(Dataset items)
□ □ □

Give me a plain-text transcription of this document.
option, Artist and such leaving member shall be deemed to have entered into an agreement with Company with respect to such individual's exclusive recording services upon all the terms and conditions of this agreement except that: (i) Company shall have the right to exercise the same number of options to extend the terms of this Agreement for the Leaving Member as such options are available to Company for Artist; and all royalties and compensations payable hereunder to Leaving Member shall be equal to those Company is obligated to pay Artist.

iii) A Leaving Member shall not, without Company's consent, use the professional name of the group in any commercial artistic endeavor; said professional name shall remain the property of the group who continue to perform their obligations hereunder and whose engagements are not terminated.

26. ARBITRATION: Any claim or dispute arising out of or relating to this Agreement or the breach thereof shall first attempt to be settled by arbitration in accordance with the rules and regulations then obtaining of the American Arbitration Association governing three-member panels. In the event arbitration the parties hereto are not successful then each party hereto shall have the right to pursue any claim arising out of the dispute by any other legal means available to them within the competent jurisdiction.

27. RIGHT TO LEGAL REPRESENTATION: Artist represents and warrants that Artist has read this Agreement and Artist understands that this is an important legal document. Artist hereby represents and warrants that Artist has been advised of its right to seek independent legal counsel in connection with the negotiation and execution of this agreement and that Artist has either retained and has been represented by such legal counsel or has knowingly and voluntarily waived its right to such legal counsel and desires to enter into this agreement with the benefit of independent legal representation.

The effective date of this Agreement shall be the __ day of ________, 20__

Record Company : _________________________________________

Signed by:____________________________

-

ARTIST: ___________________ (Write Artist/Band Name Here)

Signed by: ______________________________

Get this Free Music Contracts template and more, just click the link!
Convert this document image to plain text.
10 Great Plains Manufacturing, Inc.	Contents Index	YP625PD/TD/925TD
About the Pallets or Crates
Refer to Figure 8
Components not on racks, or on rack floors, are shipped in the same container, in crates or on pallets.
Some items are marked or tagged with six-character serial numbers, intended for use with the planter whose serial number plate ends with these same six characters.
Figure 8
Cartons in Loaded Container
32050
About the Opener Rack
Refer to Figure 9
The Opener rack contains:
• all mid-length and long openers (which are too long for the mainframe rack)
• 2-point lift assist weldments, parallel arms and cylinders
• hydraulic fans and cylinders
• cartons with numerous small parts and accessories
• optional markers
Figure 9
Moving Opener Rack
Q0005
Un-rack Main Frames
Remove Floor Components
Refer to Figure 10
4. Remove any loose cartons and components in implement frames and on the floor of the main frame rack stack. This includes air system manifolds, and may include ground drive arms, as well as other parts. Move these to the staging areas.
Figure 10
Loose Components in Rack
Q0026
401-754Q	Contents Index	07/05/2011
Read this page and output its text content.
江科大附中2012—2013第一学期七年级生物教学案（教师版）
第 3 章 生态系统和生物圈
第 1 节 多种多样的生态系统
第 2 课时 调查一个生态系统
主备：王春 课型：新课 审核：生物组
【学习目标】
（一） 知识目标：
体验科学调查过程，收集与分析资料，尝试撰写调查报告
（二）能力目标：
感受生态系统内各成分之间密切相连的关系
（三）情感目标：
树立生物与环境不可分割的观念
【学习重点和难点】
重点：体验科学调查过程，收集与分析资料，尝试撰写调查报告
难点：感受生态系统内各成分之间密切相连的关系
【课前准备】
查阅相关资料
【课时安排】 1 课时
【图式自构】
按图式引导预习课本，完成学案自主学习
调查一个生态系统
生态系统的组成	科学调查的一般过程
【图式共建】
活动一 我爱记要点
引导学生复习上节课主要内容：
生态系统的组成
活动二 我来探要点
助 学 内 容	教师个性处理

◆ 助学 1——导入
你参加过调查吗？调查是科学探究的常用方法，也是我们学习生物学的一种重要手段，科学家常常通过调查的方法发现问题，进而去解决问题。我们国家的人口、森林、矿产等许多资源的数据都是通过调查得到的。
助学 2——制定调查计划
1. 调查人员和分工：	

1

□ □ □

**YOUR GOAL**. Give back exactly the lines that run from the line with "Read this page and output its text content." through the close of the material, counting both ends, and nothing more.

**FINAL RESULT**.
Read this page and output its text content.
江科大附中2012—2013第一学期七年级生物教学案（教师版）
第 3 章 生态系统和生物圈
第 1 节 多种多样的生态系统
第 2 课时 调查一个生态系统
主备：王春 课型：新课 审核：生物组
【学习目标】
（一） 知识目标：
体验科学调查过程，收集与分析资料，尝试撰写调查报告
（二）能力目标：
感受生态系统内各成分之间密切相连的关系
（三）情感目标：
树立生物与环境不可分割的观念
【学习重点和难点】
重点：体验科学调查过程，收集与分析资料，尝试撰写调查报告
难点：感受生态系统内各成分之间密切相连的关系
【课前准备】
查阅相关资料
【课时安排】 1 课时
【图式自构】
按图式引导预习课本，完成学案自主学习
调查一个生态系统
生态系统的组成	科学调查的一般过程
【图式共建】
活动一 我爱记要点
引导学生复习上节课主要内容：
生态系统的组成
活动二 我来探要点
助 学 内 容	教师个性处理

◆ 助学 1——导入
你参加过调查吗？调查是科学探究的常用方法，也是我们学习生物学的一种重要手段，科学家常常通过调查的方法发现问题，进而去解决问题。我们国家的人口、森林、矿产等许多资源的数据都是通过调查得到的。
助学 2——制定调查计划
1. 调查人员和分工：	

1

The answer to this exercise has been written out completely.